Chart and figure data:
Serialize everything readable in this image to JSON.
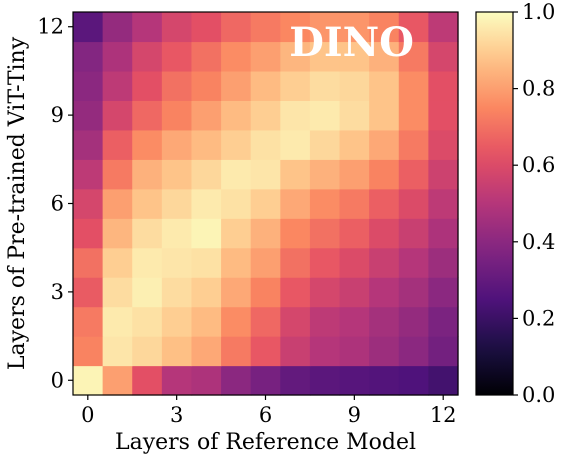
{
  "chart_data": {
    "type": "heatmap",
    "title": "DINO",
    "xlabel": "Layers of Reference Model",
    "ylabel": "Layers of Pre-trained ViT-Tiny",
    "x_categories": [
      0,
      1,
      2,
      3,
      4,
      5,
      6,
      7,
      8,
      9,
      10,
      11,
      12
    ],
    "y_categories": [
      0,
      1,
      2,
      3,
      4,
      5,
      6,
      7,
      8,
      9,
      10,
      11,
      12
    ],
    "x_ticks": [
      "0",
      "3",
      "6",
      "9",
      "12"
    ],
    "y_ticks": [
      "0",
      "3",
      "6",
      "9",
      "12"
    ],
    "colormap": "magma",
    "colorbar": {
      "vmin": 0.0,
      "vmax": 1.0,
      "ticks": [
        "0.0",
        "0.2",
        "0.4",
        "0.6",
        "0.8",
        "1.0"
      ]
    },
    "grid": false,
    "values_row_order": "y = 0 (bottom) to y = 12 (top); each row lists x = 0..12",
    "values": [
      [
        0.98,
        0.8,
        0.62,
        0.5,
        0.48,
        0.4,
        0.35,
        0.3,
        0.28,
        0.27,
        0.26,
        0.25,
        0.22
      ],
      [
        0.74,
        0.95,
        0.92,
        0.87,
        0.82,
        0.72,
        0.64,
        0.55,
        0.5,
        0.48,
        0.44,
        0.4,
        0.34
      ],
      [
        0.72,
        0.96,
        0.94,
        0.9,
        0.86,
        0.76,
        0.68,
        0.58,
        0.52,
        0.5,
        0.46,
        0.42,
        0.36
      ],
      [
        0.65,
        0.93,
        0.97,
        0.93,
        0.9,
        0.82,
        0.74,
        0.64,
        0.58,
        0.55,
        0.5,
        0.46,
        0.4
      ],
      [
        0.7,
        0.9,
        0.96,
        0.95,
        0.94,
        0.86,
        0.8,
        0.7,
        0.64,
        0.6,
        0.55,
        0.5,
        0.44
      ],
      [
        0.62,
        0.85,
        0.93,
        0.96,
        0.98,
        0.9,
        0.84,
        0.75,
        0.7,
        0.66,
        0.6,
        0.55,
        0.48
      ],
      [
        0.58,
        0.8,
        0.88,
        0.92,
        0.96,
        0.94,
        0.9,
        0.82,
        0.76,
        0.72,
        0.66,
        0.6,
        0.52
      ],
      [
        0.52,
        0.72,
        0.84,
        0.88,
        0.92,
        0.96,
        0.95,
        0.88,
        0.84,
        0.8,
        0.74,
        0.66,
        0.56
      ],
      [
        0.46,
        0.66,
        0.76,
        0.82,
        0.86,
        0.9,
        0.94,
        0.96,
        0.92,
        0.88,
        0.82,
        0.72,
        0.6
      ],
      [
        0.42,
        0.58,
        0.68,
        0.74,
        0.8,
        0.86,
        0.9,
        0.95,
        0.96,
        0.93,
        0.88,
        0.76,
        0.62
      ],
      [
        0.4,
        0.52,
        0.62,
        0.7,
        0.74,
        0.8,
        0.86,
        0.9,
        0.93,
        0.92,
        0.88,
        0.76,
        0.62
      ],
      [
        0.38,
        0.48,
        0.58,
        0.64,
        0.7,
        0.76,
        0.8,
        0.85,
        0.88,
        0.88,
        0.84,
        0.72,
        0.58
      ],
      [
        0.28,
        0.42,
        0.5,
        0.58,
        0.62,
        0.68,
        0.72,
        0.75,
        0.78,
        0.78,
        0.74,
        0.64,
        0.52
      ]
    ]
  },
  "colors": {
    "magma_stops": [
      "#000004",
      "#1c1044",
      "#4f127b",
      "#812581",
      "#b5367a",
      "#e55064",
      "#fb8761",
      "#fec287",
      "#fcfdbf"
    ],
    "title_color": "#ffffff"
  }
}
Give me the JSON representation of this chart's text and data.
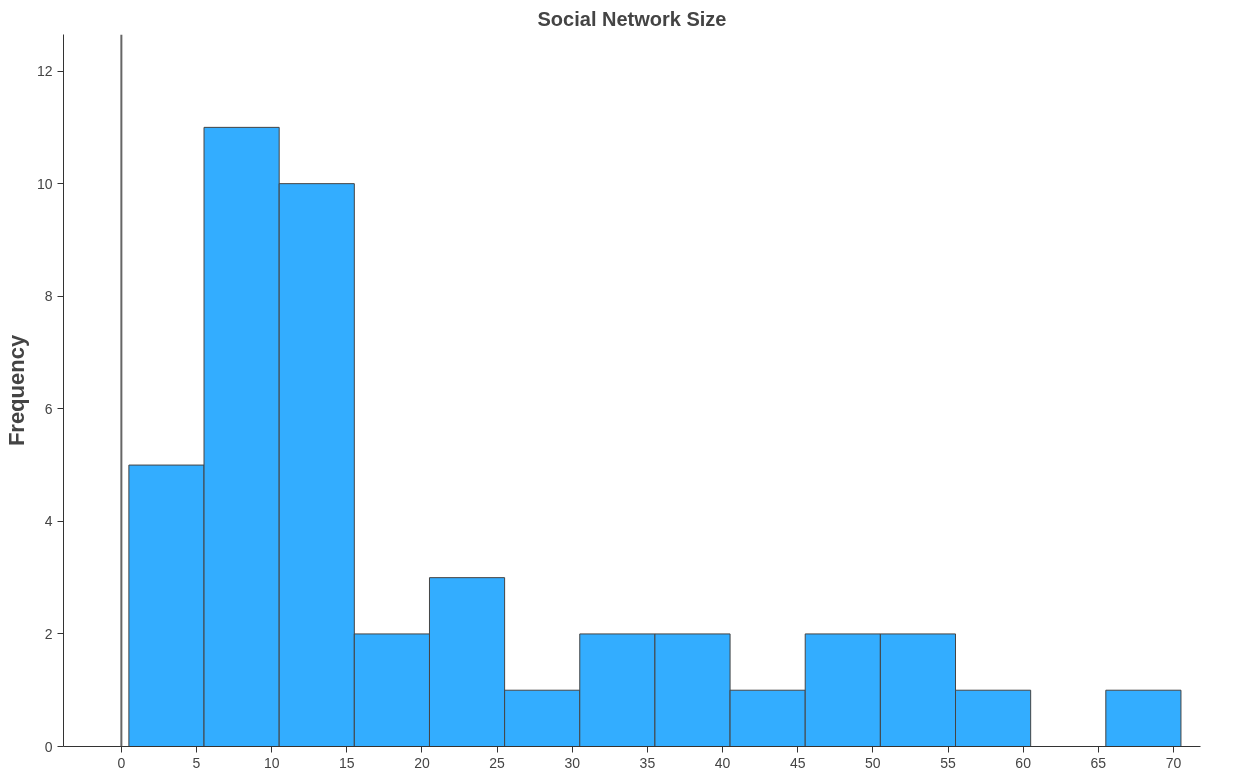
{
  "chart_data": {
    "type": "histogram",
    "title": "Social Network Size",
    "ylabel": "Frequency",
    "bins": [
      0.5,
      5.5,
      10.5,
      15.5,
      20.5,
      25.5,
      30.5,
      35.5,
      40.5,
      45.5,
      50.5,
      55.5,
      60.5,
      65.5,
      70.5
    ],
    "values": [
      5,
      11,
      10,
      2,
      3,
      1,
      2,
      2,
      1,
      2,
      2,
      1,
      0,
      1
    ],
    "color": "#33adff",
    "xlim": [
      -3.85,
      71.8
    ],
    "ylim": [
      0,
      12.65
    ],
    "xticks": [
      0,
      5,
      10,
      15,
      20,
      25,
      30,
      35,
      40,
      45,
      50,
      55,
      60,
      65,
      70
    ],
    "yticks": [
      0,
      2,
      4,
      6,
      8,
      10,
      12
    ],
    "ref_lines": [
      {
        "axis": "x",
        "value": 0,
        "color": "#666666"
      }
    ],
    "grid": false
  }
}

Task brief
Show each line of the listing that holds the string "JSON".

The reply
Serialize everything readable in this image to JSON.
Give me the JSON representation of this chart's text and data.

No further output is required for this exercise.